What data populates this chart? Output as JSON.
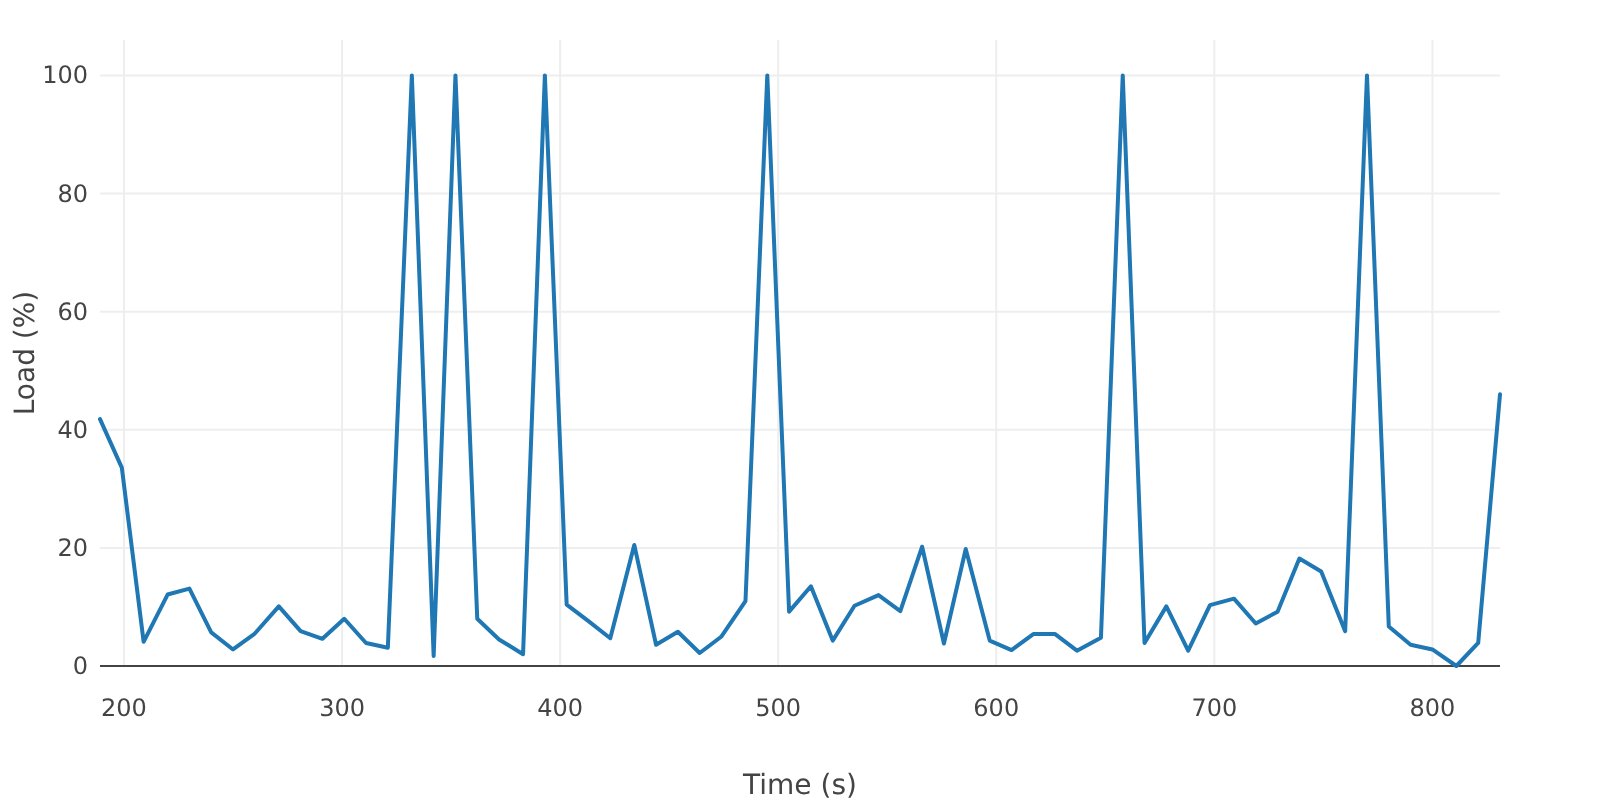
{
  "chart_data": {
    "type": "line",
    "xlabel": "Time (s)",
    "ylabel": "Load (%)",
    "x": [
      189,
      199,
      209,
      220,
      230,
      240,
      250,
      260,
      271,
      281,
      291,
      301,
      311,
      321,
      332,
      342,
      352,
      362,
      372,
      383,
      393,
      403,
      413,
      423,
      434,
      444,
      454,
      464,
      474,
      485,
      495,
      505,
      515,
      525,
      535,
      546,
      556,
      566,
      576,
      586,
      597,
      607,
      617,
      627,
      637,
      648,
      658,
      668,
      678,
      688,
      698,
      709,
      719,
      729,
      739,
      749,
      760,
      770,
      780,
      790,
      800,
      811,
      821,
      831
    ],
    "series": [
      {
        "color": "#1f77b4",
        "values": [
          41.8,
          33.6,
          4.1,
          12.1,
          13.1,
          5.7,
          2.8,
          5.5,
          10.1,
          5.9,
          4.6,
          8.0,
          3.9,
          3.1,
          100,
          1.7,
          100,
          8,
          4.5,
          2.0,
          100,
          10.4,
          7.6,
          4.7,
          20.5,
          3.6,
          5.8,
          2.2,
          5.0,
          11.0,
          100,
          9.2,
          13.5,
          4.3,
          10.2,
          12.0,
          9.3,
          20.2,
          3.8,
          19.8,
          4.3,
          2.7,
          5.4,
          5.4,
          2.6,
          4.8,
          100,
          3.9,
          10.1,
          2.6,
          10.3,
          11.4,
          7.2,
          9.2,
          18.2,
          16.0,
          5.9,
          100,
          6.7,
          3.6,
          2.8,
          0,
          3.9,
          46.0
        ]
      }
    ],
    "xlim": [
      189,
      831
    ],
    "xticks": [
      200,
      300,
      400,
      500,
      600,
      700,
      800
    ],
    "ylim": [
      0,
      106
    ],
    "yticks": [
      0,
      20,
      40,
      60,
      80,
      100
    ],
    "grid": true,
    "marker": "none",
    "line_style": "solid"
  }
}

■ ■ ■ ■ ■

- **WHAT THE TASK ASKS**:
Repeat everything in the records precisely. Images are excluded from the copy.

- **TASK ANSWER**:
What data populates this chart? Output as JSON.
{
  "chart_data": {
    "type": "line",
    "xlabel": "Time (s)",
    "ylabel": "Load (%)",
    "x": [
      189,
      199,
      209,
      220,
      230,
      240,
      250,
      260,
      271,
      281,
      291,
      301,
      311,
      321,
      332,
      342,
      352,
      362,
      372,
      383,
      393,
      403,
      413,
      423,
      434,
      444,
      454,
      464,
      474,
      485,
      495,
      505,
      515,
      525,
      535,
      546,
      556,
      566,
      576,
      586,
      597,
      607,
      617,
      627,
      637,
      648,
      658,
      668,
      678,
      688,
      698,
      709,
      719,
      729,
      739,
      749,
      760,
      770,
      780,
      790,
      800,
      811,
      821,
      831
    ],
    "series": [
      {
        "color": "#1f77b4",
        "values": [
          41.8,
          33.6,
          4.1,
          12.1,
          13.1,
          5.7,
          2.8,
          5.5,
          10.1,
          5.9,
          4.6,
          8.0,
          3.9,
          3.1,
          100,
          1.7,
          100,
          8,
          4.5,
          2.0,
          100,
          10.4,
          7.6,
          4.7,
          20.5,
          3.6,
          5.8,
          2.2,
          5.0,
          11.0,
          100,
          9.2,
          13.5,
          4.3,
          10.2,
          12.0,
          9.3,
          20.2,
          3.8,
          19.8,
          4.3,
          2.7,
          5.4,
          5.4,
          2.6,
          4.8,
          100,
          3.9,
          10.1,
          2.6,
          10.3,
          11.4,
          7.2,
          9.2,
          18.2,
          16.0,
          5.9,
          100,
          6.7,
          3.6,
          2.8,
          0,
          3.9,
          46.0
        ]
      }
    ],
    "xlim": [
      189,
      831
    ],
    "xticks": [
      200,
      300,
      400,
      500,
      600,
      700,
      800
    ],
    "ylim": [
      0,
      106
    ],
    "yticks": [
      0,
      20,
      40,
      60,
      80,
      100
    ],
    "grid": true,
    "marker": "none",
    "line_style": "solid"
  }
}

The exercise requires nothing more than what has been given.